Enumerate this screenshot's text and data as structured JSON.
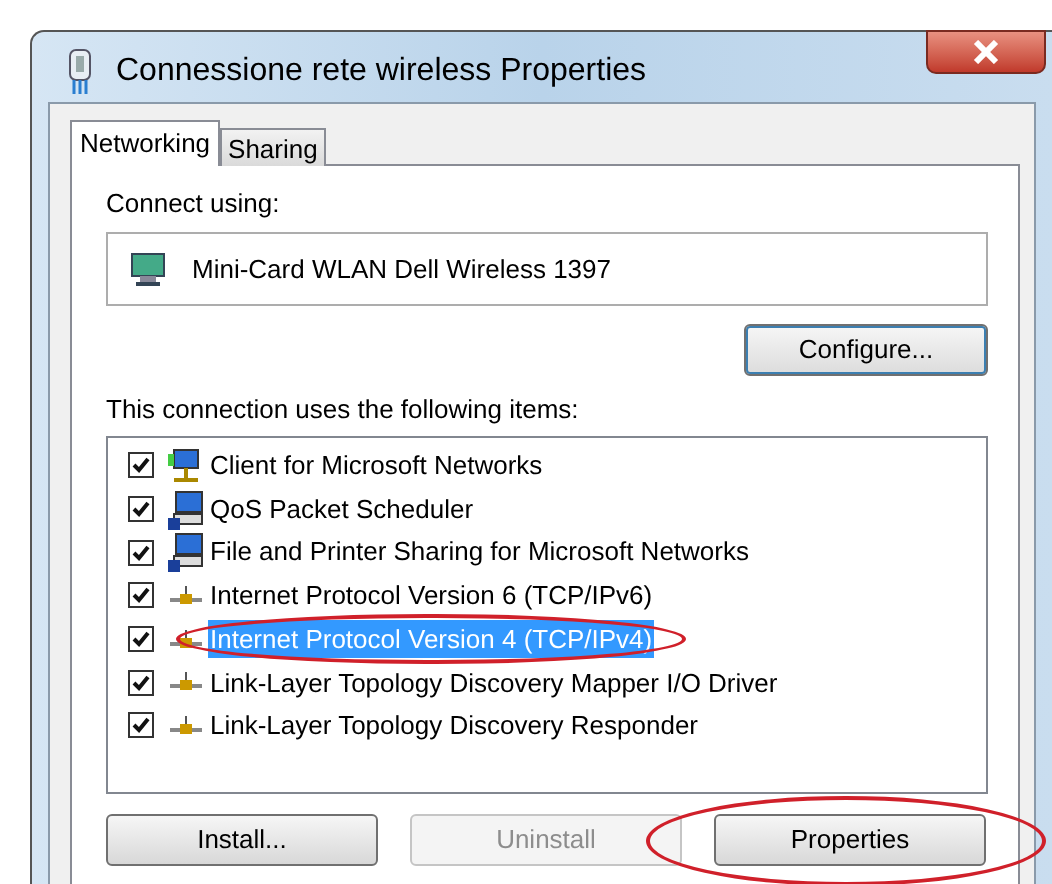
{
  "window": {
    "title": "Connessione rete wireless Properties"
  },
  "tabs": [
    {
      "label": "Networking",
      "selected": true
    },
    {
      "label": "Sharing",
      "selected": false
    }
  ],
  "connect_using": {
    "label": "Connect using:",
    "adapter": "Mini-Card WLAN Dell Wireless 1397",
    "button": "Configure..."
  },
  "items_label": "This connection uses the following items:",
  "items": [
    {
      "label": "Client for Microsoft Networks",
      "kind": "client",
      "checked": true,
      "selected": false,
      "circled": false
    },
    {
      "label": "QoS Packet Scheduler",
      "kind": "service",
      "checked": true,
      "selected": false,
      "circled": false
    },
    {
      "label": "File and Printer Sharing for Microsoft Networks",
      "kind": "service",
      "checked": true,
      "selected": false,
      "circled": false
    },
    {
      "label": "Internet Protocol Version 6 (TCP/IPv6)",
      "kind": "protocol",
      "checked": true,
      "selected": false,
      "circled": false
    },
    {
      "label": "Internet Protocol Version 4 (TCP/IPv4)",
      "kind": "protocol",
      "checked": true,
      "selected": true,
      "circled": true
    },
    {
      "label": "Link-Layer Topology Discovery Mapper I/O Driver",
      "kind": "protocol",
      "checked": true,
      "selected": false,
      "circled": false
    },
    {
      "label": "Link-Layer Topology Discovery Responder",
      "kind": "protocol",
      "checked": true,
      "selected": false,
      "circled": false
    }
  ],
  "buttons": [
    {
      "label": "Install...",
      "disabled": false,
      "circled": false
    },
    {
      "label": "Uninstall",
      "disabled": true,
      "circled": false
    },
    {
      "label": "Properties",
      "disabled": false,
      "circled": true
    }
  ]
}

● ● ● ● ●

• _BRIEF_:
Send back the data above word for word, with the pictures left out.

• _THE ANSWER_:
Enumerate this screenshot's text and data as structured JSON.
{
  "window": {
    "title": "Connessione rete wireless Properties"
  },
  "tabs": [
    {
      "label": "Networking",
      "selected": true
    },
    {
      "label": "Sharing",
      "selected": false
    }
  ],
  "connect_using": {
    "label": "Connect using:",
    "adapter": "Mini-Card WLAN Dell Wireless 1397",
    "button": "Configure..."
  },
  "items_label": "This connection uses the following items:",
  "items": [
    {
      "label": "Client for Microsoft Networks",
      "kind": "client",
      "checked": true,
      "selected": false,
      "circled": false
    },
    {
      "label": "QoS Packet Scheduler",
      "kind": "service",
      "checked": true,
      "selected": false,
      "circled": false
    },
    {
      "label": "File and Printer Sharing for Microsoft Networks",
      "kind": "service",
      "checked": true,
      "selected": false,
      "circled": false
    },
    {
      "label": "Internet Protocol Version 6 (TCP/IPv6)",
      "kind": "protocol",
      "checked": true,
      "selected": false,
      "circled": false
    },
    {
      "label": "Internet Protocol Version 4 (TCP/IPv4)",
      "kind": "protocol",
      "checked": true,
      "selected": true,
      "circled": true
    },
    {
      "label": "Link-Layer Topology Discovery Mapper I/O Driver",
      "kind": "protocol",
      "checked": true,
      "selected": false,
      "circled": false
    },
    {
      "label": "Link-Layer Topology Discovery Responder",
      "kind": "protocol",
      "checked": true,
      "selected": false,
      "circled": false
    }
  ],
  "buttons": [
    {
      "label": "Install...",
      "disabled": false,
      "circled": false
    },
    {
      "label": "Uninstall",
      "disabled": true,
      "circled": false
    },
    {
      "label": "Properties",
      "disabled": false,
      "circled": true
    }
  ]
}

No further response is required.